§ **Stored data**
________

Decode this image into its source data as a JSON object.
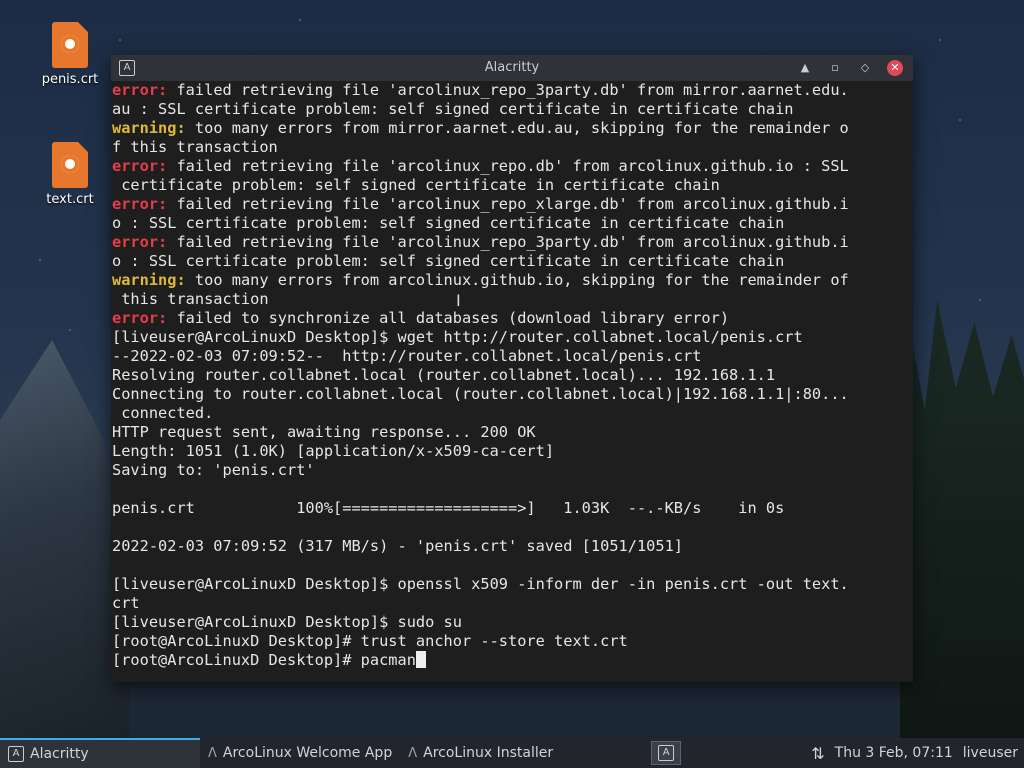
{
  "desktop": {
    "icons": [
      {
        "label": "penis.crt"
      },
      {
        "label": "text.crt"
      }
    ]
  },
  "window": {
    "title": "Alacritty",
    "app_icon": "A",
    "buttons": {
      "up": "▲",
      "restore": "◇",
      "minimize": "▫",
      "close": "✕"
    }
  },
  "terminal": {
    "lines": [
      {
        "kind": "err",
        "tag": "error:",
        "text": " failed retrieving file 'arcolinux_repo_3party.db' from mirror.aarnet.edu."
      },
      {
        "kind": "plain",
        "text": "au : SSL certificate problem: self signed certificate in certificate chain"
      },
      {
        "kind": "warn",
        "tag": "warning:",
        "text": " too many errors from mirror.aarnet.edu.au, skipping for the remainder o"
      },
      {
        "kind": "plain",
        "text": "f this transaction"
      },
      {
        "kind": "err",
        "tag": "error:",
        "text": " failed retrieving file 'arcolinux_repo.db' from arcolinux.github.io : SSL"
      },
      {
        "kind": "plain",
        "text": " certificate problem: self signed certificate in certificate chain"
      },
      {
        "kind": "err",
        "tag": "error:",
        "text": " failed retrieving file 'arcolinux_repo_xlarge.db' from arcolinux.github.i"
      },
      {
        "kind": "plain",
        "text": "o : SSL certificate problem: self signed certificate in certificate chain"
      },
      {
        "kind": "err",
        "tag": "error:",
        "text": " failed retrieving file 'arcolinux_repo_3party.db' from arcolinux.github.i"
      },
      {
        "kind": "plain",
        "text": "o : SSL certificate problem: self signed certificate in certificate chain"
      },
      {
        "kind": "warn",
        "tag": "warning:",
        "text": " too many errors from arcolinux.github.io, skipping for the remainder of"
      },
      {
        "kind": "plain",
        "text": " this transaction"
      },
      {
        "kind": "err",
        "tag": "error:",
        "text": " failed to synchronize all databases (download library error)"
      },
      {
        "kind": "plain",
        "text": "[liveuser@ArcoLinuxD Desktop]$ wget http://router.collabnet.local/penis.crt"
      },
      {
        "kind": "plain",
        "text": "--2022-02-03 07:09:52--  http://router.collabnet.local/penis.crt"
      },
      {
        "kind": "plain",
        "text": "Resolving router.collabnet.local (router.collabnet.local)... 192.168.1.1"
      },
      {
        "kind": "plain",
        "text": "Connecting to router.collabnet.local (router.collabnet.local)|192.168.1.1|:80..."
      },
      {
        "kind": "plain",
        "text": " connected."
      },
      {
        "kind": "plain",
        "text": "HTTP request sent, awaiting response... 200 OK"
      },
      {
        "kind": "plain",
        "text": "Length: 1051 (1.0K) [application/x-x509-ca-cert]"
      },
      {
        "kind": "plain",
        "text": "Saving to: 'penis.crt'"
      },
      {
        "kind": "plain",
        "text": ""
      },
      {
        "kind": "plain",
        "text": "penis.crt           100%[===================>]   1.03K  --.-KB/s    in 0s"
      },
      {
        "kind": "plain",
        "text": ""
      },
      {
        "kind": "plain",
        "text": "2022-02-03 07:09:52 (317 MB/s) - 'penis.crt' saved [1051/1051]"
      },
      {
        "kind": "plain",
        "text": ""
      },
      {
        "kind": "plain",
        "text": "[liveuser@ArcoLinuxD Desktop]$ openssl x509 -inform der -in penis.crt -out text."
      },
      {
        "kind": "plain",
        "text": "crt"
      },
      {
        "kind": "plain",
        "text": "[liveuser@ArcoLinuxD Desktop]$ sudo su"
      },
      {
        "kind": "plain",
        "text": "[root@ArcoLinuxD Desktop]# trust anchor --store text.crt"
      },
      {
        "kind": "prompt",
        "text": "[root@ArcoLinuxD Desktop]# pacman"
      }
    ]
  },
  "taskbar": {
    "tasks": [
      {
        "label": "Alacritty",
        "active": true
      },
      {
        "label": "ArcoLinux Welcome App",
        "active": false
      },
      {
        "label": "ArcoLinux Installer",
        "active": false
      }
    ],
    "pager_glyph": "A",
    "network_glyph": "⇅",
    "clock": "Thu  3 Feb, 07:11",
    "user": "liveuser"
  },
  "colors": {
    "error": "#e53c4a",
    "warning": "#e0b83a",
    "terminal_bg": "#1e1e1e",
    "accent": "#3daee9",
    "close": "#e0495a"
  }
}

________

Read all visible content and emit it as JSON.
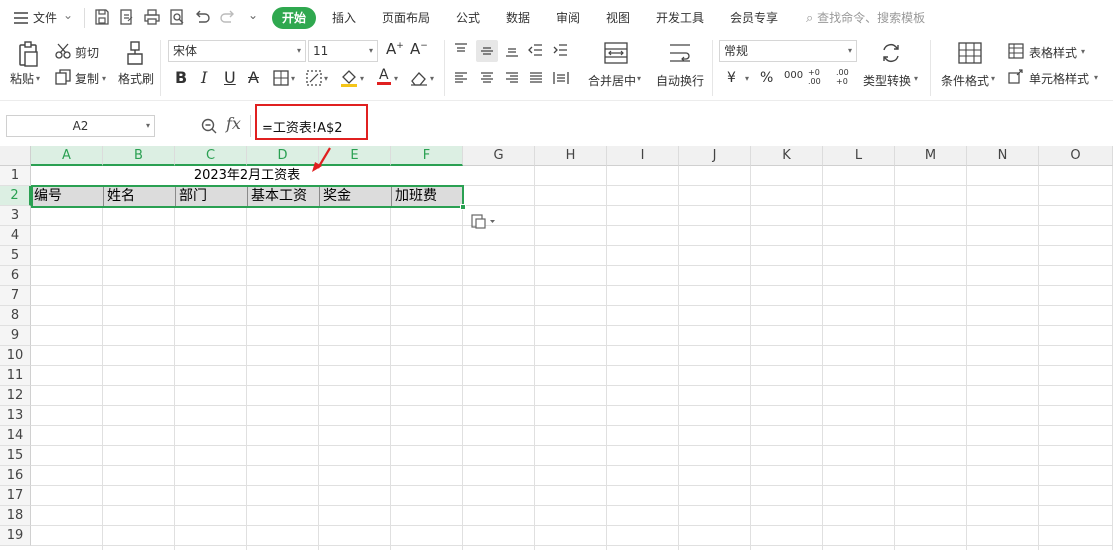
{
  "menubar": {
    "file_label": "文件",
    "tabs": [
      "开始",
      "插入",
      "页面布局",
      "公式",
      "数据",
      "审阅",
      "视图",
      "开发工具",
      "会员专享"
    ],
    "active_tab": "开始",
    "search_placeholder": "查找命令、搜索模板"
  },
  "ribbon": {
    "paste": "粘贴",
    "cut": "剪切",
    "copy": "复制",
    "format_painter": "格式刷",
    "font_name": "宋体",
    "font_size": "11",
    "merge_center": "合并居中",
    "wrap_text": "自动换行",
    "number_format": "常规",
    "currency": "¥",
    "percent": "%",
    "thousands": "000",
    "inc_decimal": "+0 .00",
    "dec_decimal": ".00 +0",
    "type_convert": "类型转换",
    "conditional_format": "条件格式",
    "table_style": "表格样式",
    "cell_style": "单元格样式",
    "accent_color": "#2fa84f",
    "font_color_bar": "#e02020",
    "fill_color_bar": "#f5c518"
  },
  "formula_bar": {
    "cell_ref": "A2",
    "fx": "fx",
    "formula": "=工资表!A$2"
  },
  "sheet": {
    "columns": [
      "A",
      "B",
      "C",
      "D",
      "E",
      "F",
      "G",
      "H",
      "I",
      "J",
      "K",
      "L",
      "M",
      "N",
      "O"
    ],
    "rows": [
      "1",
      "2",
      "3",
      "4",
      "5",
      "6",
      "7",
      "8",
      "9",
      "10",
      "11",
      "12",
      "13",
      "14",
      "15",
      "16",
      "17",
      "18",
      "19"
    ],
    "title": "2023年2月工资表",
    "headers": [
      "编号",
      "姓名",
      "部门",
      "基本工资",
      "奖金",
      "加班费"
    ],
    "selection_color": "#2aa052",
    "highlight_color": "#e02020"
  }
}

________

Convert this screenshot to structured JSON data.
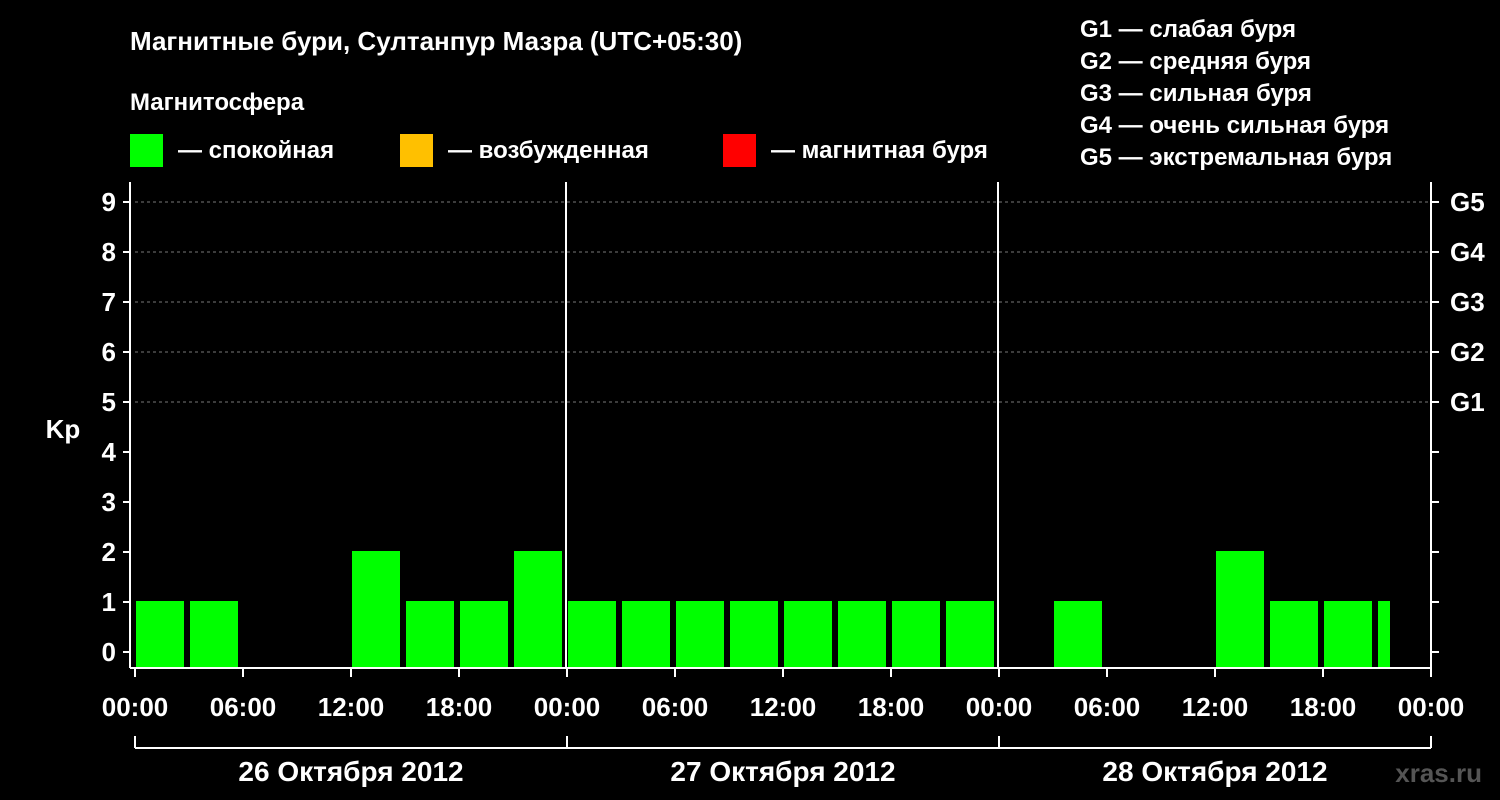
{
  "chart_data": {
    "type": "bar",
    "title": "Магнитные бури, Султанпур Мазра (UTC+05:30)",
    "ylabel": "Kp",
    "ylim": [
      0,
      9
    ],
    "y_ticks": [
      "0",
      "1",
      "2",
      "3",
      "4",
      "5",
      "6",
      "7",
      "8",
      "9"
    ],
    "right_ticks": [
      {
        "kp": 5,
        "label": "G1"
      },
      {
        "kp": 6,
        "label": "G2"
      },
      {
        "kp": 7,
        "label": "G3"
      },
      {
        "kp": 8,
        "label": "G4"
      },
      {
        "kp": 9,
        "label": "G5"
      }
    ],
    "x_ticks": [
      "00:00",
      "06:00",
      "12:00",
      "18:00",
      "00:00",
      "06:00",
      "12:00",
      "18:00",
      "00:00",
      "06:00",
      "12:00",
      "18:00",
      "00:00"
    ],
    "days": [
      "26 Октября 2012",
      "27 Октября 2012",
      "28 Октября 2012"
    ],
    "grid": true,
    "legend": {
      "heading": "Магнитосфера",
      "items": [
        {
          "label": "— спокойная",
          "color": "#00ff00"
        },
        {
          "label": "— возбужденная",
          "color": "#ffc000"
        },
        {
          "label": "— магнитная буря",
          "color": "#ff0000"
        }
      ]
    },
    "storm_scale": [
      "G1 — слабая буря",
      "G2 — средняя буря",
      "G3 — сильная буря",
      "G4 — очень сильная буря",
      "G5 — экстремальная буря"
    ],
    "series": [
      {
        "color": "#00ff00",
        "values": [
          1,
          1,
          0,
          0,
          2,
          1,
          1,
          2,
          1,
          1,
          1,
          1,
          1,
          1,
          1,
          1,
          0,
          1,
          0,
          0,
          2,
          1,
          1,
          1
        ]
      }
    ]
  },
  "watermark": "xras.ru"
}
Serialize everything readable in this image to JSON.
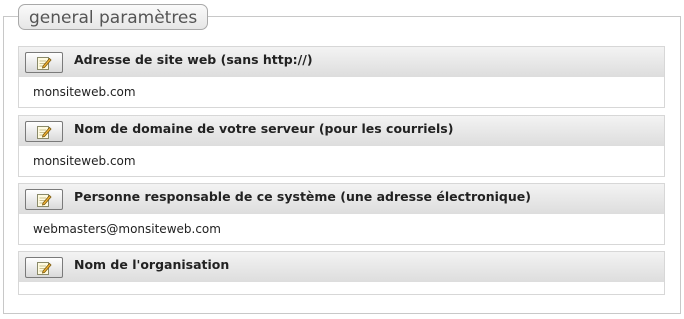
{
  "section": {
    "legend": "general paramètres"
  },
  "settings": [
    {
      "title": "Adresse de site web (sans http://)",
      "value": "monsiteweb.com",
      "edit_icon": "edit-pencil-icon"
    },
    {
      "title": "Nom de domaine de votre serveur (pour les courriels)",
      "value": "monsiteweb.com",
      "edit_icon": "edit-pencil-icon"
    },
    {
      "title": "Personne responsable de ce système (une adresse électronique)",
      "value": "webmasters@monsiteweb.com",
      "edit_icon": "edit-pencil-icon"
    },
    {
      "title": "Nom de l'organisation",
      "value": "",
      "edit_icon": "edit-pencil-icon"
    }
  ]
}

________

§ **Requirements**
Tally how many lines of the material contain the word "errors". The answer must be the number and nothing else.

§ **Final result**
2